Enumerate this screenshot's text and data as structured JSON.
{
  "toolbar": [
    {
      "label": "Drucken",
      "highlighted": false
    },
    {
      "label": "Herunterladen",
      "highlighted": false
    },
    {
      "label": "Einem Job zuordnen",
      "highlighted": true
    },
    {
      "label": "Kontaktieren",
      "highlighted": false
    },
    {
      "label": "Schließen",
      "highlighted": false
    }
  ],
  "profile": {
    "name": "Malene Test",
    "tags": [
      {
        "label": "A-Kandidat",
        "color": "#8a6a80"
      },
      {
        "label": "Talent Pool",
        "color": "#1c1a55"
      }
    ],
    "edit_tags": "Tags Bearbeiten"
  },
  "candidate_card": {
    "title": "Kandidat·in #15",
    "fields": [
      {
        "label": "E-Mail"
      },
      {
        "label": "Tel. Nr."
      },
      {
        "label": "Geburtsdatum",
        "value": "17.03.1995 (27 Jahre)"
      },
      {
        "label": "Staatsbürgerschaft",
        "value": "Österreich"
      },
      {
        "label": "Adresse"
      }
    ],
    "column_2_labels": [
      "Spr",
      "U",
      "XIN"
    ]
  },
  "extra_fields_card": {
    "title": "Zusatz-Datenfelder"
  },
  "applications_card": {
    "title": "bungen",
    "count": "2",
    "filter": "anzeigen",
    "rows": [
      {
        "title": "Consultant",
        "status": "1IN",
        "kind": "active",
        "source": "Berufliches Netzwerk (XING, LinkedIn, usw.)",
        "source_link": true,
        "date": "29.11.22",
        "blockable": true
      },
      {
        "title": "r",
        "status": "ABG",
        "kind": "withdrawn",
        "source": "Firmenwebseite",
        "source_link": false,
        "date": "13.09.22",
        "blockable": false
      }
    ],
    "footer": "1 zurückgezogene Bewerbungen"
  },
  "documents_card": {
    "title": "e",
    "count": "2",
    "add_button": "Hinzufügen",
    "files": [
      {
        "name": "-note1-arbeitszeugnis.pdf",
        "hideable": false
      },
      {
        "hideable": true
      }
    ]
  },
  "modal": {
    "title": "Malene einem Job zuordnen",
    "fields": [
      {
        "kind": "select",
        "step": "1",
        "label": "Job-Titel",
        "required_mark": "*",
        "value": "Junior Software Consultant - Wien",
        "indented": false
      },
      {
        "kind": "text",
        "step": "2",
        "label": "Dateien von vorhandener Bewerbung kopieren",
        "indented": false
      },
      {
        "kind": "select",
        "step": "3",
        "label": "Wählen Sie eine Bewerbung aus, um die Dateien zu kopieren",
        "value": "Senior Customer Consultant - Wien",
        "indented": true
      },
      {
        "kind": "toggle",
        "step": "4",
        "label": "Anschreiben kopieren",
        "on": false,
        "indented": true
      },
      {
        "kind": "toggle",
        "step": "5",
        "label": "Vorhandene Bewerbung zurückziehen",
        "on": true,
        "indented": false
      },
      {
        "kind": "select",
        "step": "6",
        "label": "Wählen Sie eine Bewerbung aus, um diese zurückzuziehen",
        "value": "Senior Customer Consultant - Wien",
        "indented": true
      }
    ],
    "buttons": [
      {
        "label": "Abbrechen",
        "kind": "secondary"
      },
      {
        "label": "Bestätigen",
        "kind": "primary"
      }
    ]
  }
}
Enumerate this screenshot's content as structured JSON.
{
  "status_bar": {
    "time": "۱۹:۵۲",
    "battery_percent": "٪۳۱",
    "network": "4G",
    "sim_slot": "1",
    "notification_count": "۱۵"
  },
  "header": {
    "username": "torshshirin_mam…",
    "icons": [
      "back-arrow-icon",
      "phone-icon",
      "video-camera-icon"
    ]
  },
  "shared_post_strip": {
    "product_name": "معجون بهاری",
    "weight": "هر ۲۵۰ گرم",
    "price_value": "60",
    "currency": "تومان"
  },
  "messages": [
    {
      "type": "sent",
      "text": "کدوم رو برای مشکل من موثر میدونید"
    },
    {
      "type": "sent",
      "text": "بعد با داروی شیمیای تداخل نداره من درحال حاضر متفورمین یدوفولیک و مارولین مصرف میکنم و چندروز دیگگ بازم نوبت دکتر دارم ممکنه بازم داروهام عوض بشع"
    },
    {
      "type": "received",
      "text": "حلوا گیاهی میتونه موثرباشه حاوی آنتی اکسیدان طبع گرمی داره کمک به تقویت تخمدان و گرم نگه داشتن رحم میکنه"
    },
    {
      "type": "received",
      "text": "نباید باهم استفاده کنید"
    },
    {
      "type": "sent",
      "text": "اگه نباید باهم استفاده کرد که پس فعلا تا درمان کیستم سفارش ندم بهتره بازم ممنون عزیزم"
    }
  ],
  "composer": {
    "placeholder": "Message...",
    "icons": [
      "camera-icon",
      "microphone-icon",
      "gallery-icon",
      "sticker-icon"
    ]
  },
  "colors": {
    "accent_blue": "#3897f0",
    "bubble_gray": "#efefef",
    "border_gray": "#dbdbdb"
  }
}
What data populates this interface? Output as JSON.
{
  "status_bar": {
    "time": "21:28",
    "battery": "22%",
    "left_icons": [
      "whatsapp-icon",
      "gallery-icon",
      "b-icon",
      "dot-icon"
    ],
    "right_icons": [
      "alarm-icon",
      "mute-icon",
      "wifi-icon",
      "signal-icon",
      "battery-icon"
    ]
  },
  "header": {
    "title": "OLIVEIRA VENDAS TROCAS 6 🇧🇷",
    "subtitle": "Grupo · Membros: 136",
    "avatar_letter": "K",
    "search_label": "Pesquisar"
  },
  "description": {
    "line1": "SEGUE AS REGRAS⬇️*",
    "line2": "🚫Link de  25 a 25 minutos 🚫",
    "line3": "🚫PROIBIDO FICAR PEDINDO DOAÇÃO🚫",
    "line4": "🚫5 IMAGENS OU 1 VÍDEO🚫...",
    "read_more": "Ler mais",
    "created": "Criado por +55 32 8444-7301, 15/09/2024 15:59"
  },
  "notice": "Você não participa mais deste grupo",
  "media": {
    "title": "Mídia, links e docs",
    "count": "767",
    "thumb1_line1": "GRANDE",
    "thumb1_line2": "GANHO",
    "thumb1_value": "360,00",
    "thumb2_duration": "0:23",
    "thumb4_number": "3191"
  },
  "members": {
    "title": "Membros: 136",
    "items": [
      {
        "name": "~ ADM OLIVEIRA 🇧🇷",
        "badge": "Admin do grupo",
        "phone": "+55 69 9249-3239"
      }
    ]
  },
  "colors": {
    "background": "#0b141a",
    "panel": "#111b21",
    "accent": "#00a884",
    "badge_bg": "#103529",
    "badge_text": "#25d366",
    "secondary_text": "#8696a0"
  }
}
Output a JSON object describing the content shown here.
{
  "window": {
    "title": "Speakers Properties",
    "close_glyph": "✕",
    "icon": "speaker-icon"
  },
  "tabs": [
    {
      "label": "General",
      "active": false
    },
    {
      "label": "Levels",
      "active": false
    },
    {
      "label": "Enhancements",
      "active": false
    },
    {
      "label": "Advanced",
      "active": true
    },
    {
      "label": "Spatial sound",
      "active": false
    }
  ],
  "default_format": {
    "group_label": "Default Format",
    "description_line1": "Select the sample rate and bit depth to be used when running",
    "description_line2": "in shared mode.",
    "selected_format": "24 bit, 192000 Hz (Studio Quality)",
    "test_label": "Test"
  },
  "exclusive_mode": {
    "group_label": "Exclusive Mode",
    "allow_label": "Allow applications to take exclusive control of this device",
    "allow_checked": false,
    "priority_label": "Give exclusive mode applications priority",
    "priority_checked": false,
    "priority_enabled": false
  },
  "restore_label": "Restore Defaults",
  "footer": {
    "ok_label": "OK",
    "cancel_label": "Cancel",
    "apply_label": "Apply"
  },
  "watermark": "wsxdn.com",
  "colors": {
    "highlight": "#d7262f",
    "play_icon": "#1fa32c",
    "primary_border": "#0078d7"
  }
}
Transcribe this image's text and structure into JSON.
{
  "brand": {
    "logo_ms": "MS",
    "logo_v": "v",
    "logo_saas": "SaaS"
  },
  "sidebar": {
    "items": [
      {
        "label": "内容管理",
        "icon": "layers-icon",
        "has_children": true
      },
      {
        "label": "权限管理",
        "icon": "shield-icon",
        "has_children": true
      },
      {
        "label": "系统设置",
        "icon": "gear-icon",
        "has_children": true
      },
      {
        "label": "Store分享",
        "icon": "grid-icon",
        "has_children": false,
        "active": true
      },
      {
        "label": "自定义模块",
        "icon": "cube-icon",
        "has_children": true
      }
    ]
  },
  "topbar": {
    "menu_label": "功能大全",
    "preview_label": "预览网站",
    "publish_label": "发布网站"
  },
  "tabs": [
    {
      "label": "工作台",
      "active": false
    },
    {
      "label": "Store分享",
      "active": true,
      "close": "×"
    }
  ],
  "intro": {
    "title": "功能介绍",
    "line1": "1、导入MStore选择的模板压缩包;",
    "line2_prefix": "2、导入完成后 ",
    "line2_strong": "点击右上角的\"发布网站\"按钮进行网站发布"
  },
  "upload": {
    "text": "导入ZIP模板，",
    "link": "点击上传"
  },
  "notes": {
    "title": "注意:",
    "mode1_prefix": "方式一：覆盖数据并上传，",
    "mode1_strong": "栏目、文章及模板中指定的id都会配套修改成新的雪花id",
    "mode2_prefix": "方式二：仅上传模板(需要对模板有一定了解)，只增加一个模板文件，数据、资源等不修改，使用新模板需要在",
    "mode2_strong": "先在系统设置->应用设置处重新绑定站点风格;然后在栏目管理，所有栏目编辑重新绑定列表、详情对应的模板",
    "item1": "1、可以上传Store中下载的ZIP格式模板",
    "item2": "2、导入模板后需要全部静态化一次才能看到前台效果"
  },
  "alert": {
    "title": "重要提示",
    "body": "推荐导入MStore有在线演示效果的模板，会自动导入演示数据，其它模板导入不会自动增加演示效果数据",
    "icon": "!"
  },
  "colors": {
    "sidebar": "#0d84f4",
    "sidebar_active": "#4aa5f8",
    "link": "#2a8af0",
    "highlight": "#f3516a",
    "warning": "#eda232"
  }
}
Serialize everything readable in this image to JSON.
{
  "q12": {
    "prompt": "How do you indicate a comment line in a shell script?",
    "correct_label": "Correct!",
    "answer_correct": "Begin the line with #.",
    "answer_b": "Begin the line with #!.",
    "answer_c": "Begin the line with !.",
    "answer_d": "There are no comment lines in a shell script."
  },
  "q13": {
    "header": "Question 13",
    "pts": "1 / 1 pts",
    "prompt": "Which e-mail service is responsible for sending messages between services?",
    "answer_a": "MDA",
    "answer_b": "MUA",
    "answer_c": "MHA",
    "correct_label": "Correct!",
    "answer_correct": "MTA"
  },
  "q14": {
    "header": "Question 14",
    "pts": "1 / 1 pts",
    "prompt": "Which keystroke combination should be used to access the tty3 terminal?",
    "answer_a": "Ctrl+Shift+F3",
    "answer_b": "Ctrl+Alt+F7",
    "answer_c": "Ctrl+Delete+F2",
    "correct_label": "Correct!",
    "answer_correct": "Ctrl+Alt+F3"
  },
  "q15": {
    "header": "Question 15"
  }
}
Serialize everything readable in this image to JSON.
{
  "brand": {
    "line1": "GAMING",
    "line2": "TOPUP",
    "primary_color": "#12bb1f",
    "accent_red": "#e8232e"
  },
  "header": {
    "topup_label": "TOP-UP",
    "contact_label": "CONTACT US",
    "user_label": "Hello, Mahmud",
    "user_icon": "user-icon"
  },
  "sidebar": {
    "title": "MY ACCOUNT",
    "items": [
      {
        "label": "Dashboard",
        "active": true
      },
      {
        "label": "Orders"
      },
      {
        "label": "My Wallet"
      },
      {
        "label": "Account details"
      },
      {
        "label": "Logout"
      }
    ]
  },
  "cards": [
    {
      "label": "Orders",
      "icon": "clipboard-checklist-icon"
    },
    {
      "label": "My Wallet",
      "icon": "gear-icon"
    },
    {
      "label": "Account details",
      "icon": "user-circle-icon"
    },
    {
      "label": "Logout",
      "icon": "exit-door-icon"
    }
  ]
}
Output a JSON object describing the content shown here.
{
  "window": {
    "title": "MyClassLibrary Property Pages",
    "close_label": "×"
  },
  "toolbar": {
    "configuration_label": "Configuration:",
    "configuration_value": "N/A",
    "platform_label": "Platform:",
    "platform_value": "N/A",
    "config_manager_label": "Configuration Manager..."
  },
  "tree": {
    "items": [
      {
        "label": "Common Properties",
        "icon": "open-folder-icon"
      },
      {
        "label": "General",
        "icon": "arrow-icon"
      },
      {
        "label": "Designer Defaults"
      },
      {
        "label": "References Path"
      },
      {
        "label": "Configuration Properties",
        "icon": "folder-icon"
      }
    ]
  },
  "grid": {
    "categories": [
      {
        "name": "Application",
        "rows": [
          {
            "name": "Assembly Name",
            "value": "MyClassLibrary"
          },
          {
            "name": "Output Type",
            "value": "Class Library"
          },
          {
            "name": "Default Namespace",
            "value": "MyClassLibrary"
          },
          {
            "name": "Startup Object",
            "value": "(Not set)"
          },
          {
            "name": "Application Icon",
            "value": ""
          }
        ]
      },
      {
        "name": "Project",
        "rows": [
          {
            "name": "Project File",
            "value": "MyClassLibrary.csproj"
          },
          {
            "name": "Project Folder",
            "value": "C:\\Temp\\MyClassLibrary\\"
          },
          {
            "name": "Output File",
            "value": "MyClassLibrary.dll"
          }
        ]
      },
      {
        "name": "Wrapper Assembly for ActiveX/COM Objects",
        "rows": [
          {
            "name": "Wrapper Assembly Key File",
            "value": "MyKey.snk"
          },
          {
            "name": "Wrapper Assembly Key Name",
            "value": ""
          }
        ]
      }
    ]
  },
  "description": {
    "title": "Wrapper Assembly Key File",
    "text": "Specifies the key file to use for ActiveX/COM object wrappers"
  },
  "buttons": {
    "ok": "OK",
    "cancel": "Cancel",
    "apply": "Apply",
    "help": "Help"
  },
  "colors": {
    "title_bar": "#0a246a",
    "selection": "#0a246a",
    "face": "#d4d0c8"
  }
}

····················

EXERCISE OBJECTIVE -
Scan the material above for the string "data" and return the lines that hold it.

REPLY -
Enumerate this screenshot's text and data as structured JSON.
What data populates this interface? Output as JSON.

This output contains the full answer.